_Aim of the exercise_. In the passage on the Rolex 3035 movement, which movement replaced the 3035, and how long ago?

_Excerpted passage_.
↓↓↓
I have to say that the quality and finishing of every component is way ahead of anything ETA produce, the whole movement also seems more robust and the systems employed by Rolex clearly improve timekeeping. Overall I have to say that compared to a modern ETA 2892, the 3035 is clearly the better movement, the fact that it was replaced by the 3135 more than twenty years ago demonstrates that Rolex have been producing excellent movements for a long time. Obviously Rolex watches command a higher price point than most brands that contain ETA movements but there are brands out there using the 2892 in the Rolex price bracket. You would definitely be getting a better engineered and manufactured movement with the Rolex.

I really enjoyed working on this movement, not only is well engineered and designed, its also easy to service and produces great time keeping with little adjustment. Well, providing that the previous watchmaker has adjusted the microstella system correctly! This can be tricky to adjust especially without much practice but I’m sure in time it would become easier and quick to do. The instantaneous date change is also a welcome addition, it just clicks straight over whereas the ETA system is semi-instantaneous and takes a while to change. The 3035 is a high end movement that has proved to be reliable over a long period and for that you have to give Rolex huge credit.
↑↑↑
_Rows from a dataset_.
↓↓↓
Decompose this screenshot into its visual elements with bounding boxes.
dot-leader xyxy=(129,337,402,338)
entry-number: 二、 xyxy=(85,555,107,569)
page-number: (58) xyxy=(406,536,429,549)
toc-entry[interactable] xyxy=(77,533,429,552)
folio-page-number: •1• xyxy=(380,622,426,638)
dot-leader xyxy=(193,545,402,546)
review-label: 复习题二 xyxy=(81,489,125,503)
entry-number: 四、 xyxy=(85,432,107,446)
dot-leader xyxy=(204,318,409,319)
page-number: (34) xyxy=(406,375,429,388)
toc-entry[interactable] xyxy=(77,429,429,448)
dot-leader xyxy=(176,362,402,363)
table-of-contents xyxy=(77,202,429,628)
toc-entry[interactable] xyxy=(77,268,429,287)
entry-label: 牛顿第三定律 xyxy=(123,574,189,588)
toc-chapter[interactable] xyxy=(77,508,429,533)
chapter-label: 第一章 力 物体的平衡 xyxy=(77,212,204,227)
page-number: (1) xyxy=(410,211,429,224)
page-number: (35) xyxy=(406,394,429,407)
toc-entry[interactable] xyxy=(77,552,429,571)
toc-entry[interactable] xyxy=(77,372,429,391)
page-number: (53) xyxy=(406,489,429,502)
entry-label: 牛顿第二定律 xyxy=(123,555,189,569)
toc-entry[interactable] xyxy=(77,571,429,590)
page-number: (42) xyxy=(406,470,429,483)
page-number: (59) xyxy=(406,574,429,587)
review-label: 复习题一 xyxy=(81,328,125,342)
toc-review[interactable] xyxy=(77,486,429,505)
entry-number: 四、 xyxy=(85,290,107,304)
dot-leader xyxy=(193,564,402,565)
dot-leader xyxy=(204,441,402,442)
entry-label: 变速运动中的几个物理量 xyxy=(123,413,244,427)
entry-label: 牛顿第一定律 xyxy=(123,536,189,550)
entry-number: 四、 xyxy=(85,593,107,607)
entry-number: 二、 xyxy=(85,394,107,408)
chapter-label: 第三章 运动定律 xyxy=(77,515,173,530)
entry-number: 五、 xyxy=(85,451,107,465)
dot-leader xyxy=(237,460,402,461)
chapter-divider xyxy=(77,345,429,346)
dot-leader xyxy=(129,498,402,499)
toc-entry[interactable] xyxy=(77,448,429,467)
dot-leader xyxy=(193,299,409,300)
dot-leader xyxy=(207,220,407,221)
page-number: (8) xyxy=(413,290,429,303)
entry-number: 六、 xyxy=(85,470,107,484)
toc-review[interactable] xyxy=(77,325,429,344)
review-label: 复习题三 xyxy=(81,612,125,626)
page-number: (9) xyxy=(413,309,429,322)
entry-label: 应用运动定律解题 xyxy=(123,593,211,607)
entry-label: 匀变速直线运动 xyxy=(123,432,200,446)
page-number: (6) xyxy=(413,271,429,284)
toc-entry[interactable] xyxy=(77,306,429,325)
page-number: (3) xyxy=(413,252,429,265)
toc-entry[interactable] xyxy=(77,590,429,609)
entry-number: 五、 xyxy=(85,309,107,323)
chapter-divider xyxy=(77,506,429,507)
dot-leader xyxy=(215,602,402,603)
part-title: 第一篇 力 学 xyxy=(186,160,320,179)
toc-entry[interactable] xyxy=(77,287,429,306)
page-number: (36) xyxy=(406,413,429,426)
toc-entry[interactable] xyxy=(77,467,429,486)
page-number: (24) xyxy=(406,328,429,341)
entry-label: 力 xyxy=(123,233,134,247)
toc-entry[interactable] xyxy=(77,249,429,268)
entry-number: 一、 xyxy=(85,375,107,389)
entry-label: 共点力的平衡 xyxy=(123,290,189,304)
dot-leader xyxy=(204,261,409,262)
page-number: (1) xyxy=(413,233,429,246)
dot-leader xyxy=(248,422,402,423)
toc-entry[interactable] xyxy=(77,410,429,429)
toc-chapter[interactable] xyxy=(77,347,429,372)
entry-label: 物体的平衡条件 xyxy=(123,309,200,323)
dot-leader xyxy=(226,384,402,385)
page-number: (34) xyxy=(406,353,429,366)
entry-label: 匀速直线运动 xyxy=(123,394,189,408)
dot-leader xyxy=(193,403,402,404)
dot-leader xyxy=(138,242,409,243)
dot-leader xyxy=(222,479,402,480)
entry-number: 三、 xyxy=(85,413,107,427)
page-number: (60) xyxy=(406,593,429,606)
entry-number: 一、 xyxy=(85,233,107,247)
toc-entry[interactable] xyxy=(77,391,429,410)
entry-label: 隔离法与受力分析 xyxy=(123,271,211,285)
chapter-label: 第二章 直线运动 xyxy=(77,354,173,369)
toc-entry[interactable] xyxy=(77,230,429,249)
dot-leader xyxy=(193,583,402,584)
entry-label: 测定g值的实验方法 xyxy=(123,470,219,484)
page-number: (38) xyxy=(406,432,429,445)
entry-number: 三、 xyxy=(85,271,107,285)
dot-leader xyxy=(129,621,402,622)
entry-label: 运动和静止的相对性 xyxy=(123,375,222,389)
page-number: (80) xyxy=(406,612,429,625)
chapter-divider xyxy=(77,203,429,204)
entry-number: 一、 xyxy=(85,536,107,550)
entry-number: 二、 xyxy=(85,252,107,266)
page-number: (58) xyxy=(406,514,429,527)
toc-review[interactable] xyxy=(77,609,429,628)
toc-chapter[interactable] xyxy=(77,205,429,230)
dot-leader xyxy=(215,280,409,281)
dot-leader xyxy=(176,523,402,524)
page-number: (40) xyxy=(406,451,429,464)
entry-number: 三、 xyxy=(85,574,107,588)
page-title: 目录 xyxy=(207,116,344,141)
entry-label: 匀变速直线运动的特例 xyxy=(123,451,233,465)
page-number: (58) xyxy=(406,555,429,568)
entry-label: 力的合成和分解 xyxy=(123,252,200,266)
↑↑↑
_Written solution_. The 3135 replaced it more than twenty years ago.